## begin Raw data
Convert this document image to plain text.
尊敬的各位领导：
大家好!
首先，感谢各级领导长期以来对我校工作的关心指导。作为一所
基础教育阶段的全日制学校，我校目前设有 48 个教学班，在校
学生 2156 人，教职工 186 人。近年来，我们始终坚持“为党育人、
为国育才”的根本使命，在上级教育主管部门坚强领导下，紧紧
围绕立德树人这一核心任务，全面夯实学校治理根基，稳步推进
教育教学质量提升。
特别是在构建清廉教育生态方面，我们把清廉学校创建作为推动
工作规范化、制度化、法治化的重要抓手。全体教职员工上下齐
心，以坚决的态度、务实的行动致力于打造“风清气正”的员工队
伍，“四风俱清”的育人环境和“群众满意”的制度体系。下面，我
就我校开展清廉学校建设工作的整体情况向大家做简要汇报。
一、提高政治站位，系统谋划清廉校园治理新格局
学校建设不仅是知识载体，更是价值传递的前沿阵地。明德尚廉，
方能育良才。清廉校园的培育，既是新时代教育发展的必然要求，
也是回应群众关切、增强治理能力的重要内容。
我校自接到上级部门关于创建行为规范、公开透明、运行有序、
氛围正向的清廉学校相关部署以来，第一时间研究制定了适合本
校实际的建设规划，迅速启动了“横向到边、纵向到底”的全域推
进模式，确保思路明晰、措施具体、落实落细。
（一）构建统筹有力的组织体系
## end Raw data
## begin Raw data
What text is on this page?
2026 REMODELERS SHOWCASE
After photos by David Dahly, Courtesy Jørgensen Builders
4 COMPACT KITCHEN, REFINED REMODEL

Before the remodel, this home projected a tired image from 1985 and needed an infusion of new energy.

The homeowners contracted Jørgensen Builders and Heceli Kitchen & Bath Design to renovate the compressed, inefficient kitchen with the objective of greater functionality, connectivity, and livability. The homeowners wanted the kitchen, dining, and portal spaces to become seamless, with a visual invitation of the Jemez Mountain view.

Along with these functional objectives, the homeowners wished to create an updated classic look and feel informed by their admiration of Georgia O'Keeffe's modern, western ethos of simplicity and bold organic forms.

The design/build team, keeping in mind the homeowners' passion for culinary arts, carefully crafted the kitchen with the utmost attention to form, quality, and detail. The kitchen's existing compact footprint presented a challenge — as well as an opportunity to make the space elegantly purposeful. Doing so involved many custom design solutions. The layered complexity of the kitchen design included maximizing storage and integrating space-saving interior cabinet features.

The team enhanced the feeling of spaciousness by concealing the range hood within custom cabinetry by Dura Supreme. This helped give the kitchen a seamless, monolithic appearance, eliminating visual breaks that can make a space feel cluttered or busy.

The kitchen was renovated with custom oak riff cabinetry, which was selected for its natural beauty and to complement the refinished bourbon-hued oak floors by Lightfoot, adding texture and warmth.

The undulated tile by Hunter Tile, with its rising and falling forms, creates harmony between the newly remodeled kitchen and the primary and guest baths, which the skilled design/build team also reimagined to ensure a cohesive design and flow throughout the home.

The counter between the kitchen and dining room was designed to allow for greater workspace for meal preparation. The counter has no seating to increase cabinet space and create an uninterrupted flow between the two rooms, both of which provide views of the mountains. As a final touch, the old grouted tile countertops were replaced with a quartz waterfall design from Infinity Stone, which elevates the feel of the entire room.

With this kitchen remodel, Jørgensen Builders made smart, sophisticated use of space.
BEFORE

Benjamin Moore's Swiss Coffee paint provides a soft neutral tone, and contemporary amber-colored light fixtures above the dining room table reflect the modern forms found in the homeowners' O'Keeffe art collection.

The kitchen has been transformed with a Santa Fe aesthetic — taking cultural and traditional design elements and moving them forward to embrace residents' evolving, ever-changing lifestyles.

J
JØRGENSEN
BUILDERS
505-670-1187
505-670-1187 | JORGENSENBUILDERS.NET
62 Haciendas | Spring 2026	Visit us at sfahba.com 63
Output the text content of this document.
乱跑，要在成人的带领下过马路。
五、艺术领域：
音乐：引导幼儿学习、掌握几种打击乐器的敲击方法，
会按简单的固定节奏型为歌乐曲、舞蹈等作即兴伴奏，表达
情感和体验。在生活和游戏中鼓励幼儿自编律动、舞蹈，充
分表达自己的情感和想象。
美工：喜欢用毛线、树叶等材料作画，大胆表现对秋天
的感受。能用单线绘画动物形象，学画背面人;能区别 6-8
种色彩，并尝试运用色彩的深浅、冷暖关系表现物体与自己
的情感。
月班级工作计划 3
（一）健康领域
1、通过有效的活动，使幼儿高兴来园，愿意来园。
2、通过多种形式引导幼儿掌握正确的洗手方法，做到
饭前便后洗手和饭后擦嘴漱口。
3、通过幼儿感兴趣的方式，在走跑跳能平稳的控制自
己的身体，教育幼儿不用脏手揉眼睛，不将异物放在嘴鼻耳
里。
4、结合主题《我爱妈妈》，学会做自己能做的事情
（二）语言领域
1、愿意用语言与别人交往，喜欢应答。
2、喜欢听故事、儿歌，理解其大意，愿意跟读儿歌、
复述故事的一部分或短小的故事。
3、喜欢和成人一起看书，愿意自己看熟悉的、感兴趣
## end Raw data
Indicate how many lines of the material contain the string "document", giving the number and nothing more.

→ Written response:
2